Task requirements.
Output every entry exactly as written, skipping any pictures.

Entries shown.
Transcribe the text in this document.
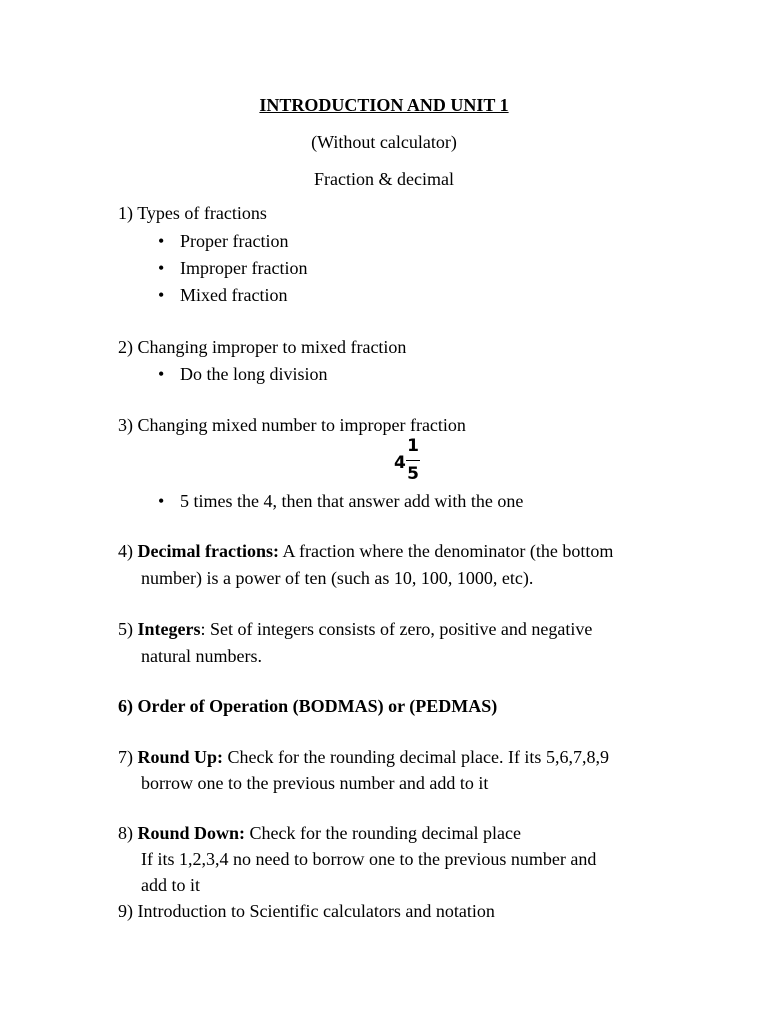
INTRODUCTION AND UNIT 1
(Without calculator)
Fraction & decimal
1) Types of fractions
• Proper fraction
• Improper fraction
• Mixed fraction
2) Changing improper to mixed fraction
• Do the long division
3) Changing mixed number to improper fraction
4
1
5
• 5 times the 4, then that answer add with the one
4) Decimal fractions: A fraction where the denominator (the bottom
number) is a power of ten (such as 10, 100, 1000, etc).
5) Integers: Set of integers consists of zero, positive and negative
natural numbers.
6) Order of Operation (BODMAS) or (PEDMAS)
7) Round Up: Check for the rounding decimal place. If its 5,6,7,8,9
borrow one to the previous number and add to it
8) Round Down: Check for the rounding decimal place
If its 1,2,3,4 no need to borrow one to the previous number and
add to it
9) Introduction to Scientific calculators and notation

Answer.
Transcribe the text in this document.
INTRODUCTION AND UNIT 1
(Without calculator)
Fraction & decimal
1) Types of fractions
• Proper fraction
• Improper fraction
• Mixed fraction
2) Changing improper to mixed fraction
• Do the long division
3) Changing mixed number to improper fraction
4
1
5
• 5 times the 4, then that answer add with the one
4) Decimal fractions: A fraction where the denominator (the bottom
number) is a power of ten (such as 10, 100, 1000, etc).
5) Integers: Set of integers consists of zero, positive and negative
natural numbers.
6) Order of Operation (BODMAS) or (PEDMAS)
7) Round Up: Check for the rounding decimal place. If its 5,6,7,8,9
borrow one to the previous number and add to it
8) Round Down: Check for the rounding decimal place
If its 1,2,3,4 no need to borrow one to the previous number and
add to it
9) Introduction to Scientific calculators and notation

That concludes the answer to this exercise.